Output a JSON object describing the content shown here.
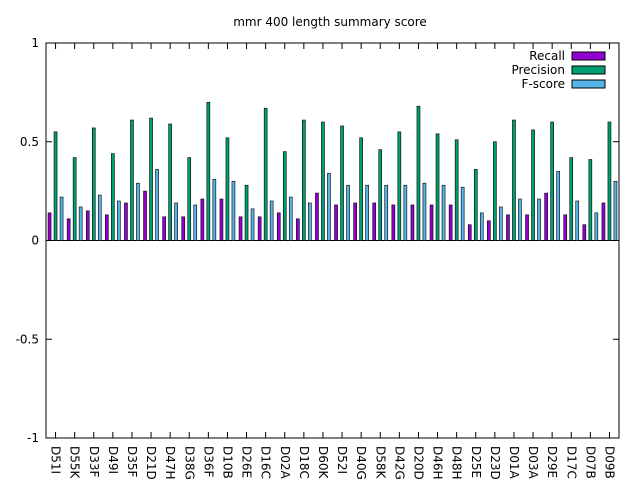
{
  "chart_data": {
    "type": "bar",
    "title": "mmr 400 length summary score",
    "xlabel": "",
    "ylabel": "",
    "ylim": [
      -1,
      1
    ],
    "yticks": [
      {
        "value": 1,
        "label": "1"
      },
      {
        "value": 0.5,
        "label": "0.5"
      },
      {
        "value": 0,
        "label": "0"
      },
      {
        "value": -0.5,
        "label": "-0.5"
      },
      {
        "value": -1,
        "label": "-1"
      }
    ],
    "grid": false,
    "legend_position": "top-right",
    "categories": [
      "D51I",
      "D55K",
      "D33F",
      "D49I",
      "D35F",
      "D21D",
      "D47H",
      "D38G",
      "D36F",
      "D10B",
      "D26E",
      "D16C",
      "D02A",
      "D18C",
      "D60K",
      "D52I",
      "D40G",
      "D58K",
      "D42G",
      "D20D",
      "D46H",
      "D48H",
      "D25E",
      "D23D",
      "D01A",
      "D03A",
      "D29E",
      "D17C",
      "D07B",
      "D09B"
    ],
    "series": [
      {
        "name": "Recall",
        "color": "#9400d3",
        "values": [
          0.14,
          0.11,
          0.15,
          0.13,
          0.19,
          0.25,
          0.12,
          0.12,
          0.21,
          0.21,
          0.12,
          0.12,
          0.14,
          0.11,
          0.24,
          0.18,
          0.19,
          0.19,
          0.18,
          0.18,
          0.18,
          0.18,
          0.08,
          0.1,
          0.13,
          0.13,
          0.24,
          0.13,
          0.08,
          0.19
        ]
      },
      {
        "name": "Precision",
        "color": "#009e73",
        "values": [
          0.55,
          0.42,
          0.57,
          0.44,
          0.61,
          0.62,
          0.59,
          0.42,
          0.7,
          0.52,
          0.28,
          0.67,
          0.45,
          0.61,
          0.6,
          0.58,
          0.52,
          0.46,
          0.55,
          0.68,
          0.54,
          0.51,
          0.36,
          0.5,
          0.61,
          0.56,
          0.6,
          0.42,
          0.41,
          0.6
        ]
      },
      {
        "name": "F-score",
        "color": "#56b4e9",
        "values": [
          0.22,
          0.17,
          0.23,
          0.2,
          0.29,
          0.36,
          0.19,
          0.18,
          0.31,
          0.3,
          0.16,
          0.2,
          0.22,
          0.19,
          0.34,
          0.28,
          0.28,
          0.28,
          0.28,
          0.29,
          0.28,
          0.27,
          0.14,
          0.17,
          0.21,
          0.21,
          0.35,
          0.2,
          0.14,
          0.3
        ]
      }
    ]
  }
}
---
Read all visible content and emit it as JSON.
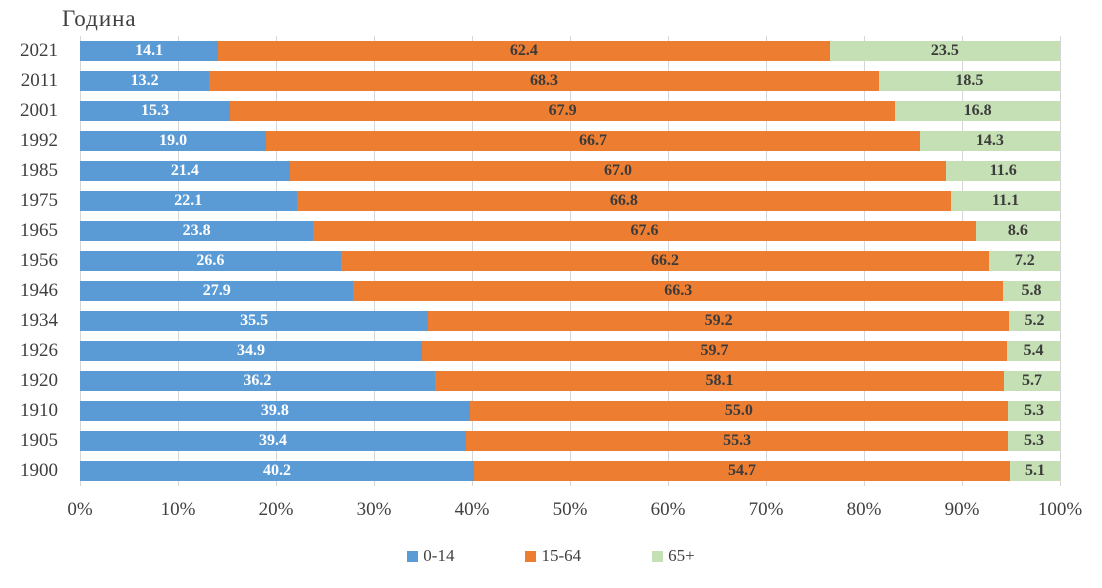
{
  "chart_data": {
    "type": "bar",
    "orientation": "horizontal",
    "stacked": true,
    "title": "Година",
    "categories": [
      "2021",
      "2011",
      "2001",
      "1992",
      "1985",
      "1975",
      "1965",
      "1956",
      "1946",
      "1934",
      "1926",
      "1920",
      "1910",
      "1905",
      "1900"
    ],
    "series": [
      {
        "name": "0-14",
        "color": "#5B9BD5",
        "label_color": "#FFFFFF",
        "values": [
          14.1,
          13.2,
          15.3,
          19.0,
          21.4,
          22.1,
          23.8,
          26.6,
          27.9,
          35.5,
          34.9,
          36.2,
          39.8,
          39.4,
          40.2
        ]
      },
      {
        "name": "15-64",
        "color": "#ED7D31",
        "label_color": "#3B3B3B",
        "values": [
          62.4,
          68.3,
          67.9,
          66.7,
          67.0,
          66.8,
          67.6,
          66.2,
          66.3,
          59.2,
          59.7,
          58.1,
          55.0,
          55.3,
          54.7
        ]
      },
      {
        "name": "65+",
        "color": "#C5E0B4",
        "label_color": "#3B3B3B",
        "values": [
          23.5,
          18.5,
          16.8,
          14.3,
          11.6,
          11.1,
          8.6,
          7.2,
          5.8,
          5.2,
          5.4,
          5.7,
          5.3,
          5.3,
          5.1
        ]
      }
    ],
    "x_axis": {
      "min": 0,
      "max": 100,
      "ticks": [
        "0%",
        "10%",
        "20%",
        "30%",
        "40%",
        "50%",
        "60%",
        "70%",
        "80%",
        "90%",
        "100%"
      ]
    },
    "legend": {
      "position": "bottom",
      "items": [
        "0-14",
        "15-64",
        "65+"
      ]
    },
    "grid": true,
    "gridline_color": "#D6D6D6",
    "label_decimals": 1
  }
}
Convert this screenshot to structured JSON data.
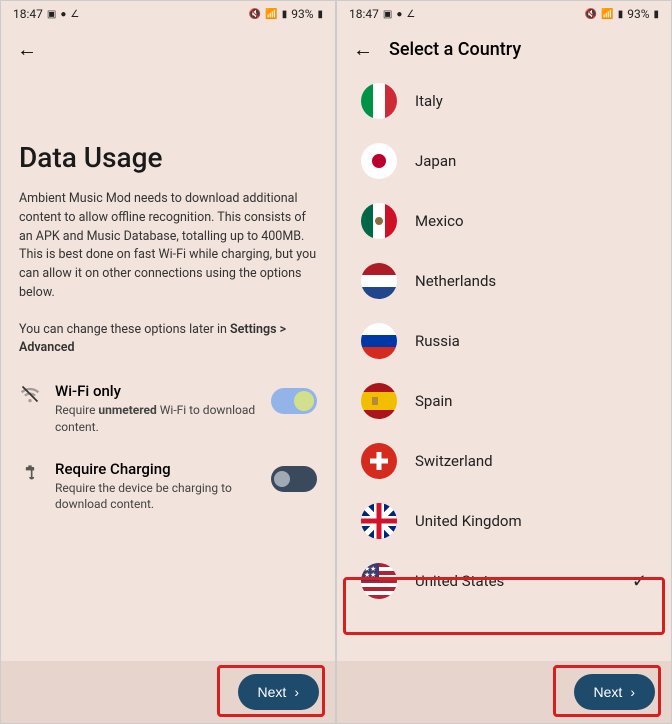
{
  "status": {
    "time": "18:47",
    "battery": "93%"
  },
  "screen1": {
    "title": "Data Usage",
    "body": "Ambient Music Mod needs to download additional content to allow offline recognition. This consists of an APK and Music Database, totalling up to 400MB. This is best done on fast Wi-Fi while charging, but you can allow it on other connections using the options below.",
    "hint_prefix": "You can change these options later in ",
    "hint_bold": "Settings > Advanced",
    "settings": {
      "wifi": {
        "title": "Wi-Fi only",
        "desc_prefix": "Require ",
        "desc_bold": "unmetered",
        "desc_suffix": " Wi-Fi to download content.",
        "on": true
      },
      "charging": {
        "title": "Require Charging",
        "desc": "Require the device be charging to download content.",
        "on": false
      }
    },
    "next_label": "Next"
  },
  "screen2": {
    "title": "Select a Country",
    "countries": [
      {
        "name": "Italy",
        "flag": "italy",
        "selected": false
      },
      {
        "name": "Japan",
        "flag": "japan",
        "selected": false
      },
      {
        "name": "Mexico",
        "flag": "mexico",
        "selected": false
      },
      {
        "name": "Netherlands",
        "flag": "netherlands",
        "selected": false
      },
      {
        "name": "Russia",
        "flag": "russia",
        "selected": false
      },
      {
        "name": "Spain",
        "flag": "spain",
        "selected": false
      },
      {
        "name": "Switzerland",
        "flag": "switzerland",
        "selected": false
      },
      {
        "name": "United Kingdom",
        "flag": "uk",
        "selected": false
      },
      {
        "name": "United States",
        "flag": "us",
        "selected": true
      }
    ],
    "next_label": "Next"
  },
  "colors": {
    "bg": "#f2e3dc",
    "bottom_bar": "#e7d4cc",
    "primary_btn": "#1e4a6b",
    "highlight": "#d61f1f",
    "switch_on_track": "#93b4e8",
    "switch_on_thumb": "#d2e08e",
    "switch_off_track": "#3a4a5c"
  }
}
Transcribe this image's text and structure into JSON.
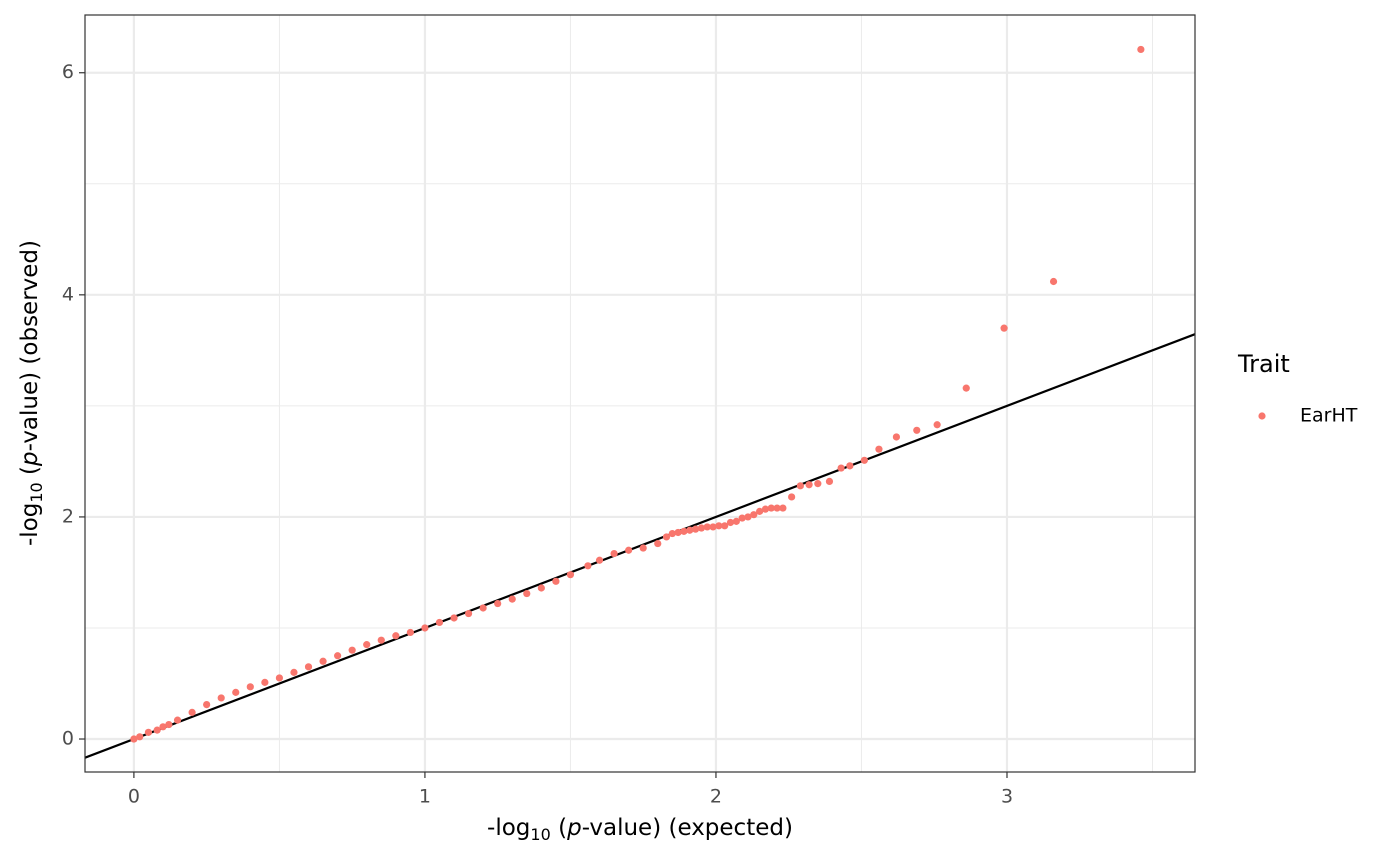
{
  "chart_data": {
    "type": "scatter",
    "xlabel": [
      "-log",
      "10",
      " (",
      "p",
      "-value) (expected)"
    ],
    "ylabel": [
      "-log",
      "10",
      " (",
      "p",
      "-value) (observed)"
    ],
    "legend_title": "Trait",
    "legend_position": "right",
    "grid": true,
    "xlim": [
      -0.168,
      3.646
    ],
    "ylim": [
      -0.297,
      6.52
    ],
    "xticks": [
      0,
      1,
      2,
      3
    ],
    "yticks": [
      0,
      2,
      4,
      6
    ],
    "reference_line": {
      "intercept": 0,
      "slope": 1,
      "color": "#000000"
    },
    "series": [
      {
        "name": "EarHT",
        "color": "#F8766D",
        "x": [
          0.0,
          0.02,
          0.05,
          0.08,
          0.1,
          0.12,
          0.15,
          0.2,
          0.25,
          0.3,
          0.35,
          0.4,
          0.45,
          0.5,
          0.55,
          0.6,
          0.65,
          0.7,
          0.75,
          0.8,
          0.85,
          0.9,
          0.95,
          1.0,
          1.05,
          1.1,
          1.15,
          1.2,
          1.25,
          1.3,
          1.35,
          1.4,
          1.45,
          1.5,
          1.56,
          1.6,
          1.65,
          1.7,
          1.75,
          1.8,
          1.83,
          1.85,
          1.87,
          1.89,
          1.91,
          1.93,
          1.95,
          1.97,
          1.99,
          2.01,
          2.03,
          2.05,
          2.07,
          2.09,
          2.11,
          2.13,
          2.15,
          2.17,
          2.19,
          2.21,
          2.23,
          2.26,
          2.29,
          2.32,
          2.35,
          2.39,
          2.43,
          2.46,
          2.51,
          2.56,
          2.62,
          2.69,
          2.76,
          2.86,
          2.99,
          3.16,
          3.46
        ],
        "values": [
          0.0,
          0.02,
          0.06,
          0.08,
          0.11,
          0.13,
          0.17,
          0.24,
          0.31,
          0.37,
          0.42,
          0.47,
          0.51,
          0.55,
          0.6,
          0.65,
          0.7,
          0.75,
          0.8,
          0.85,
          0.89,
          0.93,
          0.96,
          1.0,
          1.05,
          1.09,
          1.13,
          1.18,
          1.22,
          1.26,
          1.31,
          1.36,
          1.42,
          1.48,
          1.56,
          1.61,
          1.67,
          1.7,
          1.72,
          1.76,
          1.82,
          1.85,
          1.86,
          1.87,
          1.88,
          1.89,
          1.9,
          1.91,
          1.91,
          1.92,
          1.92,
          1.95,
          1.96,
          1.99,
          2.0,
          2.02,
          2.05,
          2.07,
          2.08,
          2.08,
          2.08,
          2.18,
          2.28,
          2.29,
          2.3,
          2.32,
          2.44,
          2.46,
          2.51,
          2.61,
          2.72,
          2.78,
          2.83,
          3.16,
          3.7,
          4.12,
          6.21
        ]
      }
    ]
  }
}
--
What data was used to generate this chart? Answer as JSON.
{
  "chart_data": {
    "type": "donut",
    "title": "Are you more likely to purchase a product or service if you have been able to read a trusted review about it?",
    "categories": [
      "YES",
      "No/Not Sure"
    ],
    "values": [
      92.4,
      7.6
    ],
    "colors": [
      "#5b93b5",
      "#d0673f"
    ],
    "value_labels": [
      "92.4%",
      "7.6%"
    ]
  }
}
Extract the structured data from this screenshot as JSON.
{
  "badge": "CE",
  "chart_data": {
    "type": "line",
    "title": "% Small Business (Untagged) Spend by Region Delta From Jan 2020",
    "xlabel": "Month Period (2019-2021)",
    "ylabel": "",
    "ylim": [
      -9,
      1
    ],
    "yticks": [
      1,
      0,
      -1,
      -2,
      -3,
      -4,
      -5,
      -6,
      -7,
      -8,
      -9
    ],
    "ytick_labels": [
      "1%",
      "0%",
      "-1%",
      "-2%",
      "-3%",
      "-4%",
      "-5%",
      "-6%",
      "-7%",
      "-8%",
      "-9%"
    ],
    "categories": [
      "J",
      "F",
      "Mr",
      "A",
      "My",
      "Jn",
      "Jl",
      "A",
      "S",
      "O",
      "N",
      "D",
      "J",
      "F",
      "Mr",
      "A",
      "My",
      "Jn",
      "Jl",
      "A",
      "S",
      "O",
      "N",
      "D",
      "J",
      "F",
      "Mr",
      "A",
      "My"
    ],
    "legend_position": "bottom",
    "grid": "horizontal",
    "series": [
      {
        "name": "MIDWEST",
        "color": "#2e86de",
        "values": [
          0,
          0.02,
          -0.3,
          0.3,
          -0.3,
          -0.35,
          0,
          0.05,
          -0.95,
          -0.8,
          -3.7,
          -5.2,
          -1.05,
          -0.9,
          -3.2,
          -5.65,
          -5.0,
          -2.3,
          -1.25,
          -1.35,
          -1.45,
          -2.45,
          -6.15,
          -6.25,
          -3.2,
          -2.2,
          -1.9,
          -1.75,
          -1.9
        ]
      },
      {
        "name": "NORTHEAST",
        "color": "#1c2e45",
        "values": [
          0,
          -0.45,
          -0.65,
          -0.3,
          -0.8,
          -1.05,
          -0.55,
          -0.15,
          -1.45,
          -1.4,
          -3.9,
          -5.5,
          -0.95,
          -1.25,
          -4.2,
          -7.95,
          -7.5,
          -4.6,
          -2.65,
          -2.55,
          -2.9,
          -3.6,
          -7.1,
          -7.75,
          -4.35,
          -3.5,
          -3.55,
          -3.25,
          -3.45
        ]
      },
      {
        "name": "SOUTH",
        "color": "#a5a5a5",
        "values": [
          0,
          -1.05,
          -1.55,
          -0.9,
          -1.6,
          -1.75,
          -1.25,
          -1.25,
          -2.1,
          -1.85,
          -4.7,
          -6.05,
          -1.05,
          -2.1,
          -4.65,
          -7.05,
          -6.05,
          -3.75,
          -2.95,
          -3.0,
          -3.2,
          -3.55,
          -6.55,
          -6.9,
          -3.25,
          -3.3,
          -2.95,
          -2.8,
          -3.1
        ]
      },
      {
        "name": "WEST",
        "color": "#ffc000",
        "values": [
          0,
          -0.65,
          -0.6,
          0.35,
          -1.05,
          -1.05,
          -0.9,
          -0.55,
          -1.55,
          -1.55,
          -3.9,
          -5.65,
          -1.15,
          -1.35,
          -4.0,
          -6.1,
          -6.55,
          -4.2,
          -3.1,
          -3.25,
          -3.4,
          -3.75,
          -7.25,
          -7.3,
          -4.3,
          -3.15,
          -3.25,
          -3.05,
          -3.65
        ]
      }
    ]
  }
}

[What is being asked] Return the lines of the records that include the string "structured".

[Task output]
Convert this screenshot to structured JSON data.
Extract the structured data from this screenshot as JSON.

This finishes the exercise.